*Instructions for the task:*
Present the following data again exactly as it is shown.

*Extracted records:*
-- Start --

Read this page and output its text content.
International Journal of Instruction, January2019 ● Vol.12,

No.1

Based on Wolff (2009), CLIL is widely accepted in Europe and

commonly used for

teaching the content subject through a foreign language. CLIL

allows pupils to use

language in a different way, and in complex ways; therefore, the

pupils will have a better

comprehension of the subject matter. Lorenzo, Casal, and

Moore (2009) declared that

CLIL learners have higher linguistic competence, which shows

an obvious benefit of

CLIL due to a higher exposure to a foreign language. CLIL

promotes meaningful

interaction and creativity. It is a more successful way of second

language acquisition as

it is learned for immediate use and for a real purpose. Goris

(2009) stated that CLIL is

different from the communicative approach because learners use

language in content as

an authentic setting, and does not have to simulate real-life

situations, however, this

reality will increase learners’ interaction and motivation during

-- End --

*Response to the exercise:*
Read this page and output its text content.
International Journal of Instruction, January2019 ● Vol.12,

No.1

Based on Wolff (2009), CLIL is widely accepted in Europe and

commonly used for

teaching the content subject through a foreign language. CLIL

allows pupils to use

language in a different way, and in complex ways; therefore, the

pupils will have a better

comprehension of the subject matter. Lorenzo, Casal, and

Moore (2009) declared that

CLIL learners have higher linguistic competence, which shows

an obvious benefit of

CLIL due to a higher exposure to a foreign language. CLIL

promotes meaningful

interaction and creativity. It is a more successful way of second

language acquisition as

it is learned for immediate use and for a real purpose. Goris

(2009) stated that CLIL is

different from the communicative approach because learners use

language in content as

an authentic setting, and does not have to simulate real-life

situations, however, this

reality will increase learners’ interaction and motivation during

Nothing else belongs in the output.